(Figure data in JSON)
——
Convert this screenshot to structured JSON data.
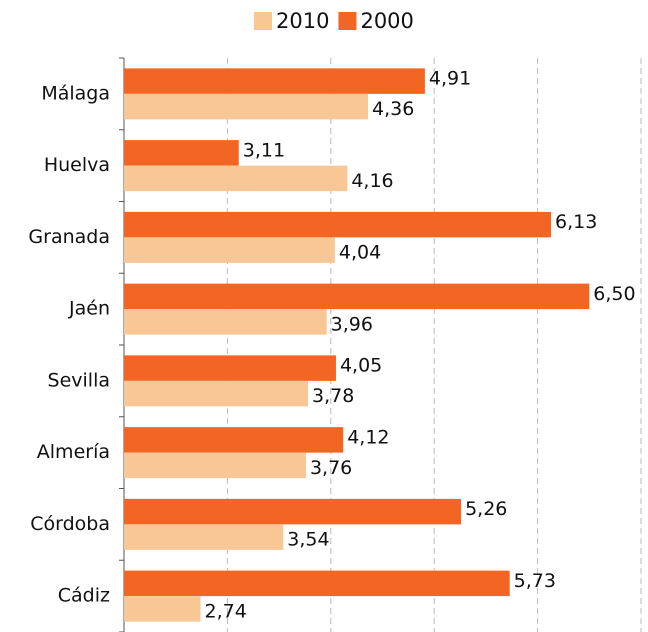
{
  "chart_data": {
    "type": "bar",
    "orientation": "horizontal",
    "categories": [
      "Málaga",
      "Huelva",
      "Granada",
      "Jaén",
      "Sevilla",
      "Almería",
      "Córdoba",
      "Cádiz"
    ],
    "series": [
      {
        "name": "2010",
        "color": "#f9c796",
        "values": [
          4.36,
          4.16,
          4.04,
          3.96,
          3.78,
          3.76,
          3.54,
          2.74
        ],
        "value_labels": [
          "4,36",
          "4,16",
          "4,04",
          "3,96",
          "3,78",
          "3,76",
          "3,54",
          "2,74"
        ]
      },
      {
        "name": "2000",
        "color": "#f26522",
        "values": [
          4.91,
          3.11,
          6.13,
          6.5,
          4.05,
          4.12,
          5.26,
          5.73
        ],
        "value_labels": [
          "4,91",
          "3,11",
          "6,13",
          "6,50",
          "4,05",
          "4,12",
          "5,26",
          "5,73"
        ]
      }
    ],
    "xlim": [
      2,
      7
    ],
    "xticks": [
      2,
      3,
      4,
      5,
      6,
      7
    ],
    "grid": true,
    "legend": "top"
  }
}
——
* _Written task_
Retype everything in the material word for word, minus pictures.

* _Exercise answer_
Convert this screenshot to structured JSON data.
{
  "chart_data": {
    "type": "bar",
    "orientation": "horizontal",
    "categories": [
      "Málaga",
      "Huelva",
      "Granada",
      "Jaén",
      "Sevilla",
      "Almería",
      "Córdoba",
      "Cádiz"
    ],
    "series": [
      {
        "name": "2010",
        "color": "#f9c796",
        "values": [
          4.36,
          4.16,
          4.04,
          3.96,
          3.78,
          3.76,
          3.54,
          2.74
        ],
        "value_labels": [
          "4,36",
          "4,16",
          "4,04",
          "3,96",
          "3,78",
          "3,76",
          "3,54",
          "2,74"
        ]
      },
      {
        "name": "2000",
        "color": "#f26522",
        "values": [
          4.91,
          3.11,
          6.13,
          6.5,
          4.05,
          4.12,
          5.26,
          5.73
        ],
        "value_labels": [
          "4,91",
          "3,11",
          "6,13",
          "6,50",
          "4,05",
          "4,12",
          "5,26",
          "5,73"
        ]
      }
    ],
    "xlim": [
      2,
      7
    ],
    "xticks": [
      2,
      3,
      4,
      5,
      6,
      7
    ],
    "grid": true,
    "legend": "top"
  }
}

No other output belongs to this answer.